### Instructions to follow:
Lines that include the word "Existing" are the ones to copy.

___ Dataset content

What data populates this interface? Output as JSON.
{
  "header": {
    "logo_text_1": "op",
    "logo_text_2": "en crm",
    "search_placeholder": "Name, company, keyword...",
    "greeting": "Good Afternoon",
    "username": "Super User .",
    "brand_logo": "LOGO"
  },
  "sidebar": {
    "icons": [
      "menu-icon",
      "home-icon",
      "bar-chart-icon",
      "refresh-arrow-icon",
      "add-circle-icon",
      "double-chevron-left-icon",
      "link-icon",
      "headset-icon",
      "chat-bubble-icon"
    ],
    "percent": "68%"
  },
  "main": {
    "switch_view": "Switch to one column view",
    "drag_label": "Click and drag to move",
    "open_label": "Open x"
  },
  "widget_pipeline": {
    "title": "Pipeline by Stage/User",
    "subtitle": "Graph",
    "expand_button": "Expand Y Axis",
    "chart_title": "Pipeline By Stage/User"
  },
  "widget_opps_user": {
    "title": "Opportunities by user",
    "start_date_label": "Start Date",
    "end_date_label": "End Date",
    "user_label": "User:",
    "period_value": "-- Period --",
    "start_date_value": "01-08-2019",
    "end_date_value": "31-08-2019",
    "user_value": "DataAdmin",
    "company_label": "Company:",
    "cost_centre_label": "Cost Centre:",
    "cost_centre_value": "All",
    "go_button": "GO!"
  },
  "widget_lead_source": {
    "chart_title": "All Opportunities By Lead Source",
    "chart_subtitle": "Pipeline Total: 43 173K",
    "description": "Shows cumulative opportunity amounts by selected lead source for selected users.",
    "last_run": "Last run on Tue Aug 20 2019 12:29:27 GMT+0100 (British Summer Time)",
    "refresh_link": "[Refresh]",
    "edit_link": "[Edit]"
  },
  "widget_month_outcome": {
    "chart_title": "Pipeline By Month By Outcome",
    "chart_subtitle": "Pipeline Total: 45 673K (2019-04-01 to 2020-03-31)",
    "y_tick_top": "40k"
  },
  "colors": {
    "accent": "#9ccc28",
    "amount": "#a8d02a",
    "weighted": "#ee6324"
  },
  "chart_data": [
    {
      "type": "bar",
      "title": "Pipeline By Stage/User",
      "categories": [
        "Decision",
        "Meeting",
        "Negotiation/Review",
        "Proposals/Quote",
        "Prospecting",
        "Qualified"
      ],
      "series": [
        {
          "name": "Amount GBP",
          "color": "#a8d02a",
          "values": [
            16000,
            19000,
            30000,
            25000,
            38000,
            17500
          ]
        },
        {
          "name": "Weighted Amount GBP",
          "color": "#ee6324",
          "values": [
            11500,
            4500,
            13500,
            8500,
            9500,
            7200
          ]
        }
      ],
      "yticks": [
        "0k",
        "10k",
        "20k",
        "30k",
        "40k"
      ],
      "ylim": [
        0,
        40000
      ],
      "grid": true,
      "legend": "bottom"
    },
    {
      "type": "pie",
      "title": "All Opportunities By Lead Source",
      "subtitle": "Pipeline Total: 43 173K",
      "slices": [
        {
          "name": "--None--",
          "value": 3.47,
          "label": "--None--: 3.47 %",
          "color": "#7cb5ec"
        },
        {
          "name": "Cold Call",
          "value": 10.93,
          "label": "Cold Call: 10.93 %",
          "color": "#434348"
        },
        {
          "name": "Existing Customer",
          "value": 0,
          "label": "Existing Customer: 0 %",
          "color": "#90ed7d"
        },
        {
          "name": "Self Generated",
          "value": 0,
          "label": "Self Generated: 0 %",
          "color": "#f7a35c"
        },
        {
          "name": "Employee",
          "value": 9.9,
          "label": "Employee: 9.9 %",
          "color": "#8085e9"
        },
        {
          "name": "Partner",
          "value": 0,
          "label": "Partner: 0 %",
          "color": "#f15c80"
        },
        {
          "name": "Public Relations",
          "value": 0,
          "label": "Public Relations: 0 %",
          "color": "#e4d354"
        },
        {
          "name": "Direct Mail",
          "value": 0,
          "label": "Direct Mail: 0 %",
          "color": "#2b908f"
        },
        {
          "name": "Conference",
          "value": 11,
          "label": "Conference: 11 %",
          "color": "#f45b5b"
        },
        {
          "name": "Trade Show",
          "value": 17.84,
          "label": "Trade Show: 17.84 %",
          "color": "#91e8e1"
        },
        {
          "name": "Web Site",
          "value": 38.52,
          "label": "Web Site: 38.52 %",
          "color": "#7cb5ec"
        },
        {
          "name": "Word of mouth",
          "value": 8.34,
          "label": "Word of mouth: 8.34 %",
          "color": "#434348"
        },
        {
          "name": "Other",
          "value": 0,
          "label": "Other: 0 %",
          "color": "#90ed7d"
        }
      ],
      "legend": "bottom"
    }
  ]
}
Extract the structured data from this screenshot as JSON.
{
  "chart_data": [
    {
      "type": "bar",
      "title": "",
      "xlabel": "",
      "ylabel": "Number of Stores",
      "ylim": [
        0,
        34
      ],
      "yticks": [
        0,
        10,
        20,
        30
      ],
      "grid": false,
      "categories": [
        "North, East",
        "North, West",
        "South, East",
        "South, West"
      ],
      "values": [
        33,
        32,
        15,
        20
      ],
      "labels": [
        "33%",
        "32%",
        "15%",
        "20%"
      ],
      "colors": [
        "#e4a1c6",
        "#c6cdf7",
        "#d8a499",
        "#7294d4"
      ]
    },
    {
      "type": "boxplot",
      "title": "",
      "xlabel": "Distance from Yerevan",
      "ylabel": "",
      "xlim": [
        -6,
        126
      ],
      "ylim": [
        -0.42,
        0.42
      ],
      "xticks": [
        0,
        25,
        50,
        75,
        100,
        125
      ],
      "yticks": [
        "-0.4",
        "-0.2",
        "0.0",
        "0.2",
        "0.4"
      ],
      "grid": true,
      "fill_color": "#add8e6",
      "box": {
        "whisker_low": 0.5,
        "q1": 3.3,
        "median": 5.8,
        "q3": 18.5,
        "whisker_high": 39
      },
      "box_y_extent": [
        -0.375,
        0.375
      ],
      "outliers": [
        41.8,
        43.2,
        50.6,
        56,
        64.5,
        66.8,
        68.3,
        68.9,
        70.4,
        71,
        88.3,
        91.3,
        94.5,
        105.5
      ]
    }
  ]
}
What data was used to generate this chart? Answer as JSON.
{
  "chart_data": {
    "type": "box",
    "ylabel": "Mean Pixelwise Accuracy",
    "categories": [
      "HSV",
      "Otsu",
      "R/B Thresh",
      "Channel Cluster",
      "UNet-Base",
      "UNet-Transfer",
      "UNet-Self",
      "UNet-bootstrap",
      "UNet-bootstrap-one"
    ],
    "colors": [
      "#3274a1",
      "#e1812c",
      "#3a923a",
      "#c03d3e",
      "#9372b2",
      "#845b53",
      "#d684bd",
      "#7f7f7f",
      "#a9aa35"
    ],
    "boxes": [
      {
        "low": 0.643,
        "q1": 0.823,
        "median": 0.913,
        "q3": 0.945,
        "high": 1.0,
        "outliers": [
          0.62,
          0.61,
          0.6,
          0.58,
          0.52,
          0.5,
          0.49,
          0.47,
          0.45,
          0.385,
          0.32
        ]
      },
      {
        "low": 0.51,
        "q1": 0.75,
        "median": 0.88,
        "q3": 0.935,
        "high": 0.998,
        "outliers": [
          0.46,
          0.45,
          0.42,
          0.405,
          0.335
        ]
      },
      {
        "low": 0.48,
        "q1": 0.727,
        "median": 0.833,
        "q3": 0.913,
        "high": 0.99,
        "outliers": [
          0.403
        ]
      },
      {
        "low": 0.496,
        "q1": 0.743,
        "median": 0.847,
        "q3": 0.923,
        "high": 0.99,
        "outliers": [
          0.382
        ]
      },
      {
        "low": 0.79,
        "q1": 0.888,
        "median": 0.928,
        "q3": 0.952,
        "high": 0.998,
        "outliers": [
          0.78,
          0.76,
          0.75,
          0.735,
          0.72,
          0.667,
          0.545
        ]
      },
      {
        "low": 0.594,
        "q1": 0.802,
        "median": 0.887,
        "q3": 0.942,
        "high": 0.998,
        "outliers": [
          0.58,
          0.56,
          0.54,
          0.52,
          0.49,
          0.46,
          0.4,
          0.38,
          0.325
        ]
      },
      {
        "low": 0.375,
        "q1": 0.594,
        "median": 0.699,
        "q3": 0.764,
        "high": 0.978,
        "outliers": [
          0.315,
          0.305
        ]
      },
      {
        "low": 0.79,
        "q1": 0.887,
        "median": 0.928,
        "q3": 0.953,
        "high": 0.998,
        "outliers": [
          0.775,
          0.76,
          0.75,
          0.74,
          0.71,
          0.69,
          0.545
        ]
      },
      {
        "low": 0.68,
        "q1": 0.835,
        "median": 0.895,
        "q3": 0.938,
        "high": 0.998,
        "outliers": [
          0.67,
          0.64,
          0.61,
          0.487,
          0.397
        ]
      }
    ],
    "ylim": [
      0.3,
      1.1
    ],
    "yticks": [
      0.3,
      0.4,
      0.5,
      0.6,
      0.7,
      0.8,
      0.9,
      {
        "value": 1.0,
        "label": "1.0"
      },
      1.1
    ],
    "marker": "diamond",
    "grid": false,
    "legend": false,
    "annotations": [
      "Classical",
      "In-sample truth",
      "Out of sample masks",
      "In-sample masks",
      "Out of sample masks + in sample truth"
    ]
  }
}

______

### Answer for the task:
          "name": "Existing Customer",
          "label": "Existing Customer: 0 %",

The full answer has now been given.